— Start Entries provided —

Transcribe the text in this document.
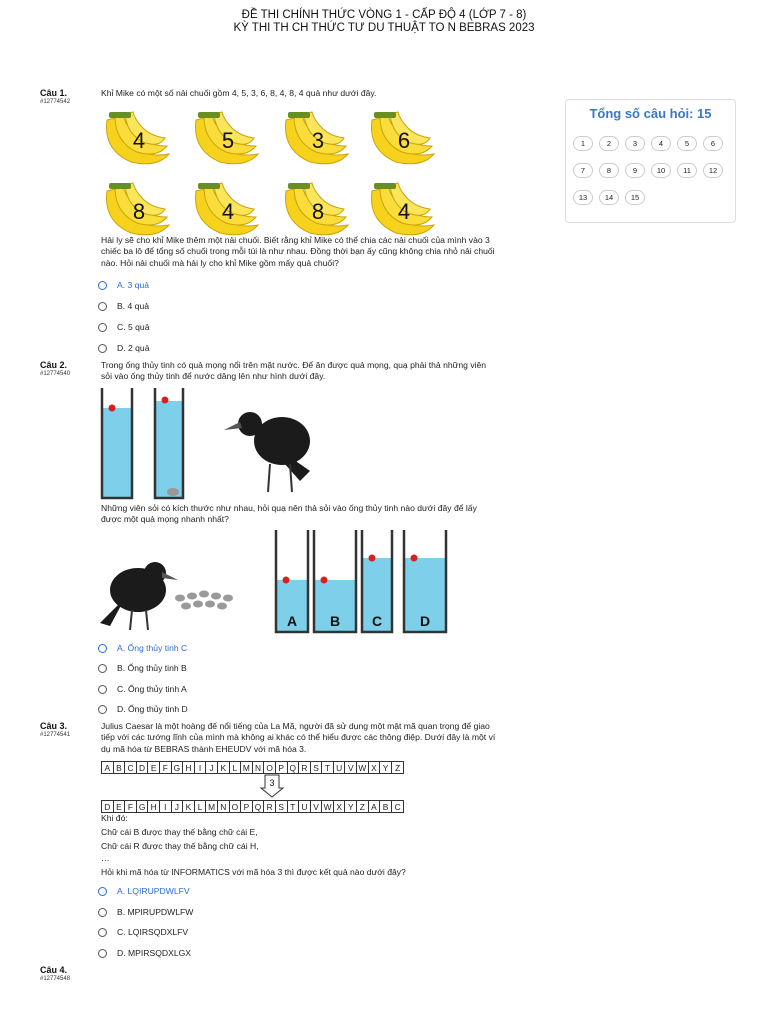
ĐỀ THI CHÍNH THỨC VÒNG 1 - CẤP ĐỘ 4 (LỚP 7 - 8)
KỲ THI TH CH THỨC TƯ DU THUẬT TO N BEBRAS 2023
Tổng số câu hỏi: 15
1	2	3	4	5	6
7	8	9	10	11	12
13	14	15
Câu 1.
#12774542
Khỉ Mike có một số nải chuối gồm 4, 5, 3, 6, 8, 4, 8, 4 quả như dưới đây.
4	5	3	6
8	4	8	4
Hải ly sẽ cho khỉ Mike thêm một nải chuối. Biết rằng khỉ Mike có thể chia các nải chuối của mình vào 3 chiếc ba lô để tổng số chuối trong mỗi túi là như nhau. Đồng thời bạn ấy cũng không chia nhỏ nải chuối nào. Hỏi nải chuối mà hải ly cho khỉ Mike gồm mấy quả chuối?
A. 3 quả
B. 4 quả
C. 5 quả
D. 2 quả
Câu 2.
#12774540
Trong ống thủy tinh có quả mọng nổi trên mặt nước. Để ăn được quả mọng, quạ phải thả những viên sỏi vào ống thủy tinh để nước dâng lên như hình dưới đây.
Những viên sỏi có kích thước như nhau, hỏi quạ nên thả sỏi vào ống thủy tinh nào dưới đây để lấy được một quả mọng nhanh nhất?
A B C	D
A. Ống thủy tinh C
B. Ống thủy tinh B
C. Ống thủy tinh A
D. Ống thủy tinh D
Câu 3.
#12774541
Julius Caesar là một hoàng đế nổi tiếng của La Mã, người đã sử dụng một mật mã quan trọng để giao tiếp với các tướng lĩnh của mình mà không ai khác có thể hiểu được các thông điệp. Dưới đây là một ví dụ mã hóa từ BEBRAS thành EHEUDV với mã hóa 3.
A B C D E F G H I J K L M N O P Q R S T U V W X Y Z
3
D E F G H I J K L M N O P Q R S T U V W X Y Z A B C
Khi đó:
Chữ cái B được thay thế bằng chữ cái E,
Chữ cái R được thay thế bằng chữ cái H,
…
Hỏi khi mã hóa từ INFORMATICS với mã hóa 3 thì được kết quả nào dưới đây?
A. LQIRUPDWLFV
B. MPIRUPDWLFW
C. LQIRSQDXLFV
D. MPIRSQDXLGX
Câu 4.
#12774548
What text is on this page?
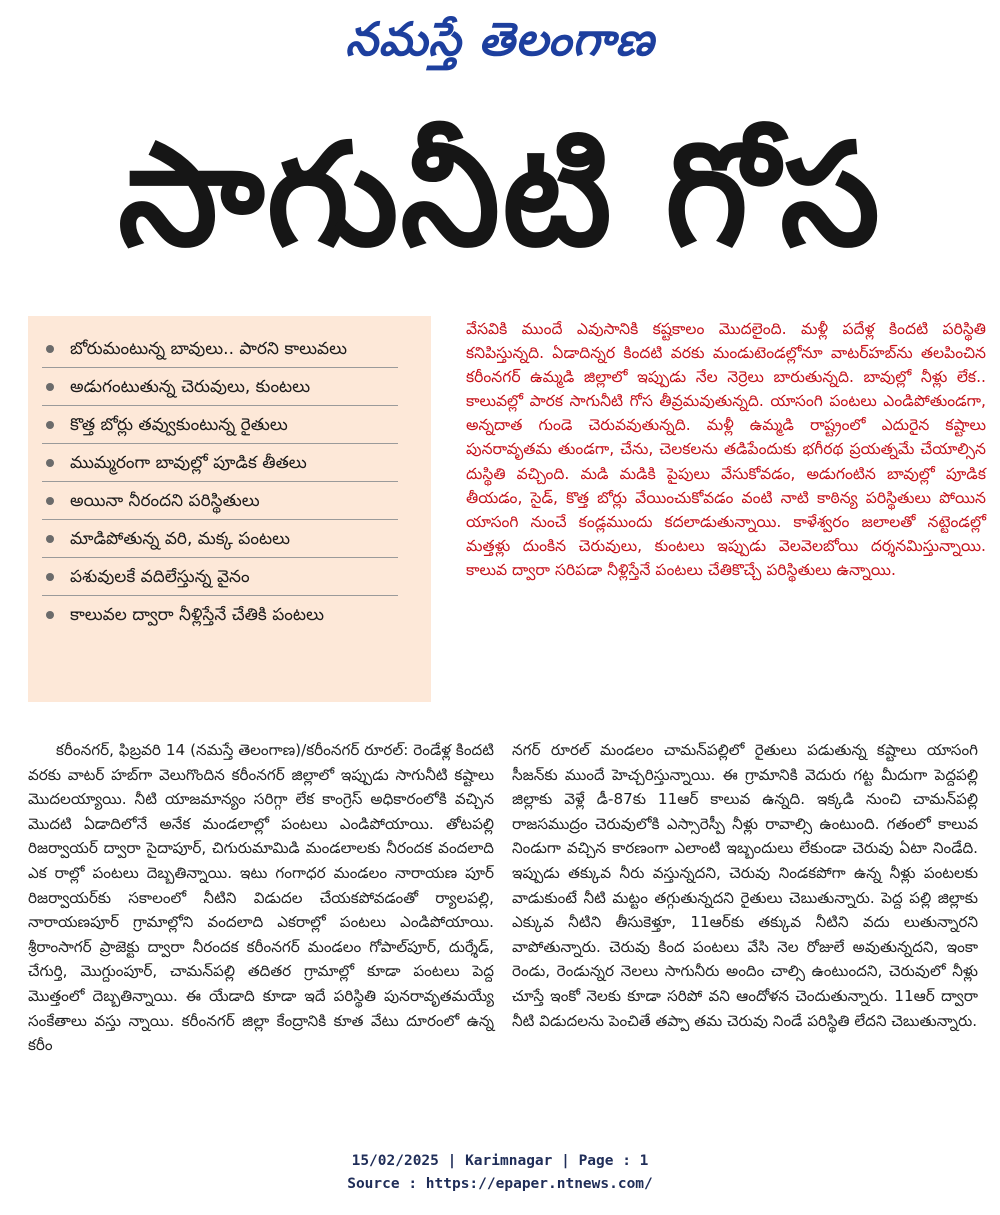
నమస్తే తెలంగాణ
సాగునీటి గోస
బోరుమంటున్న బావులు.. పారని కాలువలు
అడుగంటుతున్న చెరువులు, కుంటలు
కొత్త బోర్లు తవ్వుకుంటున్న రైతులు
ముమ్మరంగా బావుల్లో పూడిక తీతలు
అయినా నీరందని పరిస్థితులు
మాడిపోతున్న వరి, మక్క పంటలు
పశువులకే వదిలేస్తున్న వైనం
కాలువల ద్వారా నీళ్లిస్తేనే చేతికి పంటలు
వేసవికి ముందే ఎవుసానికి కష్టకాలం మొదలైంది. మళ్లీ పదేళ్ల కిందటి పరిస్థితి కనిపిస్తున్నది. ఏడాదిన్నర కిందటి వరకు మండుటెండల్లోనూ వాటర్‌హబ్‌ను తలపించిన కరీంనగర్ ఉమ్మడి జిల్లాలో ఇప్పుడు నేల నెర్రెలు బారుతున్నది. బావుల్లో నీళ్లు లేక.. కాలువల్లో పారక సాగునీటి గోస తీవ్రమవుతున్నది. యాసంగి పంటలు ఎండిపోతుండగా, అన్నదాత గుండె చెరువవుతున్నది. మళ్లీ ఉమ్మడి రాష్ట్రంలో ఎదురైన కష్టాలు పునరావృతమ తుండగా, చేను, చెలకలను తడిపేందుకు భగీరథ ప్రయత్నమే చేయాల్సిన దుస్థితి వచ్చింది. మడి మడికి పైపులు వేసుకోవడం, అడుగంటిన బావుల్లో పూడిక తీయడం, సైడ్, కొత్త బోర్లు వేయించుకోవడం వంటి నాటి కాఠిన్య పరిస్థితులు పోయిన యాసంగి నుంచే కండ్లముందు కదలాడుతున్నాయి. కాళేశ్వరం జలాలతో నట్టెండల్లో మత్తళ్లు దుంకిన చెరువులు, కుంటలు ఇప్పుడు వెలవెలబోయి దర్శనమిస్తున్నాయి. కాలువ ద్వారా సరిపడా నీళ్లిస్తేనే పంటలు చేతికొచ్చే పరిస్థితులు ఉన్నాయి.

కరీంనగర్, ఫిబ్రవరి 14 (నమస్తే తెలంగాణ)/కరీంనగర్ రూరల్: రెండేళ్ల కిందటి వరకు వాటర్ హబ్‌గా వెలుగొందిన కరీంనగర్ జిల్లాలో ఇప్పుడు సాగునీటి కష్టాలు మొదలయ్యాయి. నీటి యాజమాన్యం సరిగ్గా లేక కాంగ్రెస్ అధికారంలోకి వచ్చిన మొదటి ఏడాదిలోనే అనేక మండలాల్లో పంటలు ఎండిపోయాయి. తోటపల్లి రిజర్వాయర్ ద్వారా సైదాపూర్, చిగురుమామిడి మండలాలకు నీరందక వందలాది ఎక రాల్లో పంటలు దెబ్బతిన్నాయి. ఇటు గంగాధర మండలం నారాయణ పూర్ రిజర్వాయర్‌కు సకాలంలో నీటిని విడుదల చేయకపోవడంతో ర్యాలపల్లి, నారాయణపూర్ గ్రామాల్లోని వందలాది ఎకరాల్లో పంటలు ఎండిపోయాయి. శ్రీరాంసాగర్ ప్రాజెక్టు ద్వారా నీరందక కరీంనగర్ మండలం గోపాల్‌పూర్, దుర్శేడ్, చేగుర్తి, మొగ్దుంపూర్, చామన్‌పల్లి తదితర గ్రామాల్లో కూడా పంటలు పెద్ద మొత్తంలో దెబ్బతిన్నాయి. ఈ యేడాది కూడా ఇదే పరిస్థితి పునరావృతమయ్యే సంకేతాలు వస్తు న్నాయి. కరీంనగర్ జిల్లా కేంద్రానికి కూత వేటు దూరంలో ఉన్న కరీం

నగర్ రూరల్ మండలం చామన్‌పల్లిలో రైతులు పడుతున్న కష్టాలు యాసంగి సీజన్‌కు ముందే హెచ్చరిస్తున్నాయి. ఈ గ్రామానికి వెదురు గట్ట మీదుగా పెద్దపల్లి జిల్లాకు వెళ్లే డీ-87కు 11ఆర్ కాలువ ఉన్నది. ఇక్కడి నుంచి చామన్‌పల్లి రాజసముద్రం చెరువులోకి ఎస్సారెస్పీ నీళ్లు రావాల్సి ఉంటుంది. గతంలో కాలువ నిండుగా వచ్చిన కారణంగా ఎలాంటి ఇబ్బందులు లేకుండా చెరువు ఏటా నిండేది. ఇప్పుడు తక్కువ నీరు వస్తున్నదని, చెరువు నిండకపోగా ఉన్న నీళ్లు పంటలకు వాడుకుంటే నీటి మట్టం తగ్గుతున్నదని రైతులు చెబుతున్నారు. పెద్ద పల్లి జిల్లాకు ఎక్కువ నీటిని తీసుకెళ్తూ, 11ఆర్‌కు తక్కువ నీటిని వదు లుతున్నారని వాపోతున్నారు. చెరువు కింద పంటలు వేసి నెల రోజులే అవుతున్నదని, ఇంకా రెండు, రెండున్నర నెలలు సాగునీరు అందిం చాల్సి ఉంటుందని, చెరువులో నీళ్లు చూస్తే ఇంకో నెలకు కూడా సరిపో వని ఆందోళన చెందుతున్నారు. 11ఆర్ ద్వారా నీటి విడుదలను పెంచితే తప్పా తమ చెరువు నిండే పరిస్థితి లేదని చెబుతున్నారు.

15/02/2025 | Karimnagar | Page : 1
Source : https://epaper.ntnews.com/
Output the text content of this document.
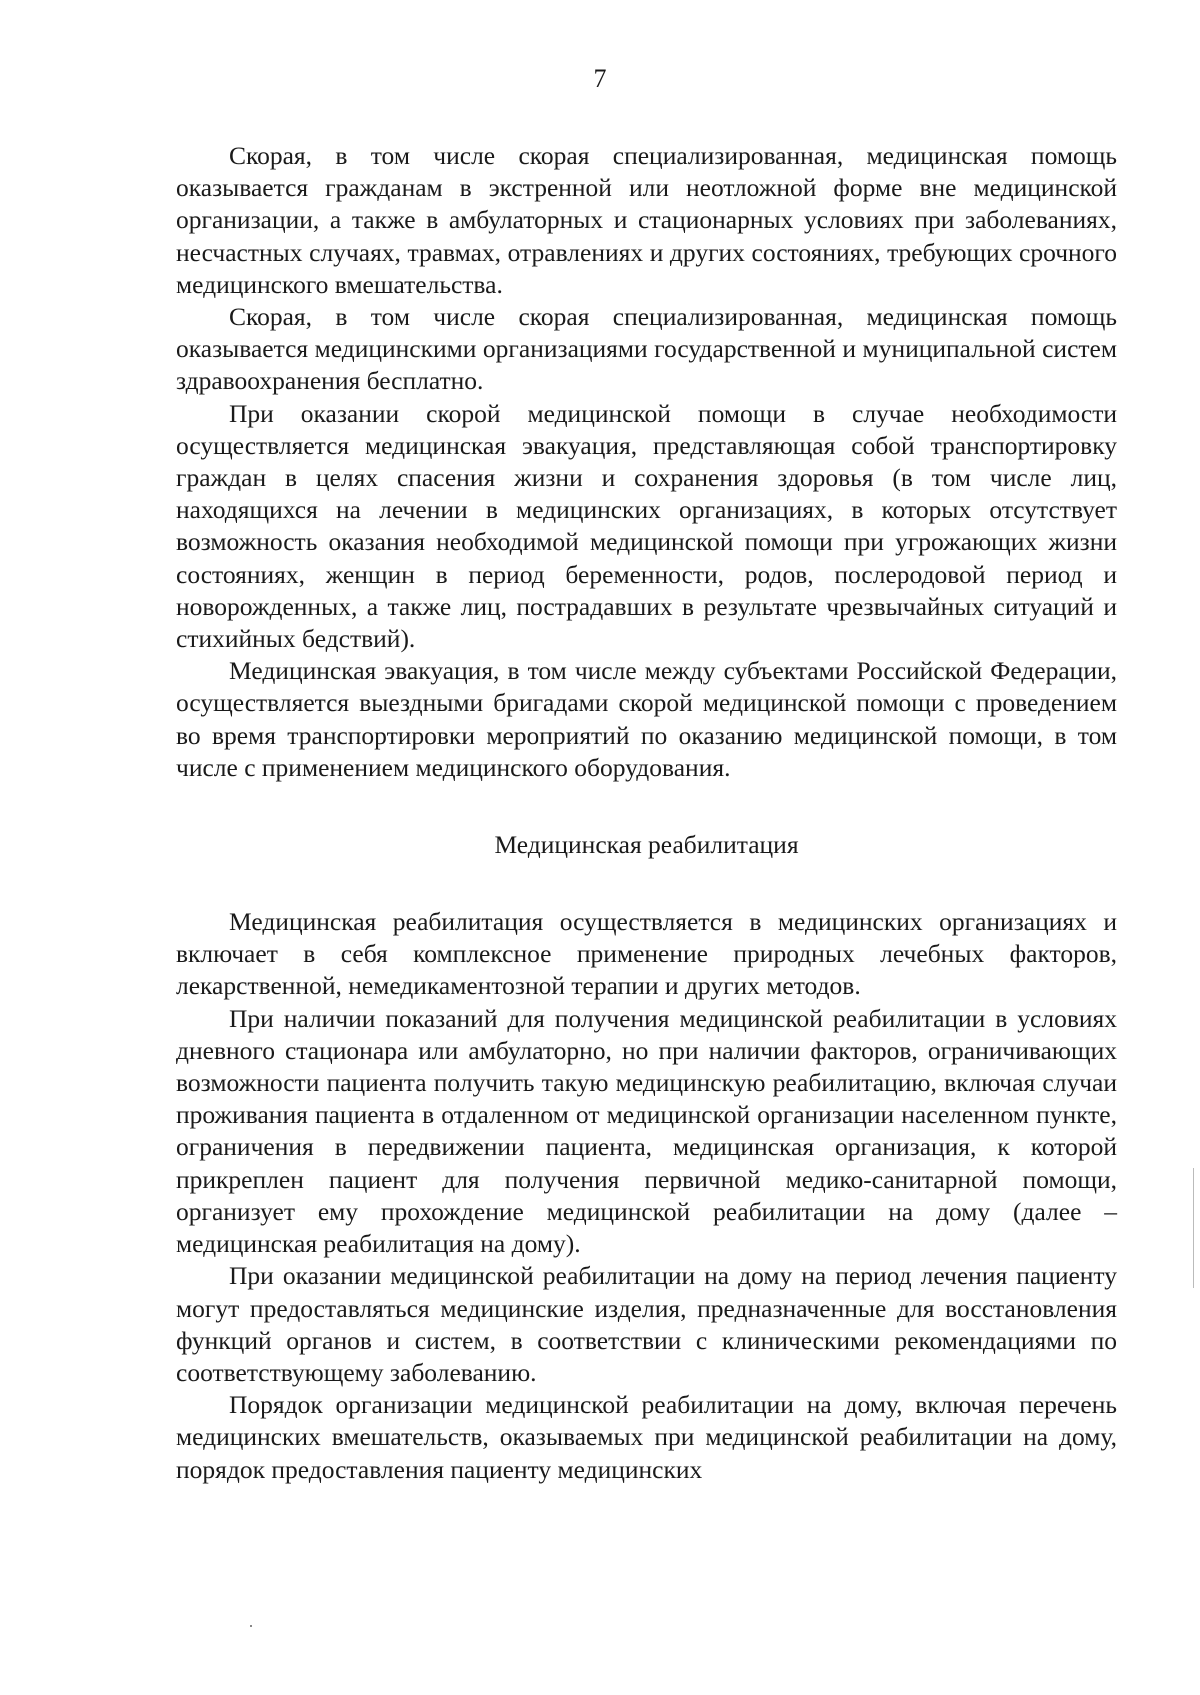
7

Скорая, в том числе скорая специализированная, медицинская помощь оказывается гражданам в экстренной или неотложной форме вне медицинской организации, а также в амбулаторных и стационарных условиях при заболеваниях, несчастных случаях, травмах, отравлениях и других состояниях, требующих срочного медицинского вмешательства.

Скорая, в том числе скорая специализированная, медицинская помощь оказывается медицинскими организациями государственной и муниципальной систем здравоохранения бесплатно.

При оказании скорой медицинской помощи в случае необходимости осуществляется медицинская эвакуация, представляющая собой транспортировку граждан в целях спасения жизни и сохранения здоровья (в том числе лиц, находящихся на лечении в медицинских организациях, в которых отсутствует возможность оказания необходимой медицинской помощи при угрожающих жизни состояниях, женщин в период беременности, родов, послеродовой период и новорожденных, а также лиц, пострадавших в результате чрезвычайных ситуаций и стихийных бедствий).

Медицинская эвакуация, в том числе между субъектами Российской Федерации, осуществляется выездными бригадами скорой медицинской помощи с проведением во время транспортировки мероприятий по оказанию медицинской помощи, в том числе с применением медицинского оборудования.

Медицинская реабилитация

Медицинская реабилитация осуществляется в медицинских организациях и включает в себя комплексное применение природных лечебных факторов, лекарственной, немедикаментозной терапии и других методов.

При наличии показаний для получения медицинской реабилитации в условиях дневного стационара или амбулаторно, но при наличии факторов, ограничивающих возможности пациента получить такую медицинскую реабилитацию, включая случаи проживания пациента в отдаленном от медицинской организации населенном пункте, ограничения в передвижении пациента, медицинская организация, к которой прикреплен пациент для получения первичной медико-санитарной помощи, организует ему прохождение медицинской реабилитации на дому (далее – медицинская реабилитация на дому).

При оказании медицинской реабилитации на дому на период лечения пациенту могут предоставляться медицинские изделия, предназначенные для восстановления функций органов и систем, в соответствии с клиническими рекомендациями по соответствующему заболеванию.

Порядок организации медицинской реабилитации на дому, включая перечень медицинских вмешательств, оказываемых при медицинской реабилитации на дому, порядок предоставления пациенту медицинских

— End Entries provided —

■ Exercise description ■
Pull every line containing "систем" out of the data above.

■ Result for this task ■
Скорая, в том числе скорая специализированная, медицинская помощь оказывается медицинскими организациями государственной и муниципальной систем здравоохранения бесплатно.
При оказании медицинской реабилитации на дому на период лечения пациенту могут предоставляться медицинские изделия, предназначенные для восстановления функций органов и систем, в соответствии с клиническими рекомендациями по соответствующему заболеванию.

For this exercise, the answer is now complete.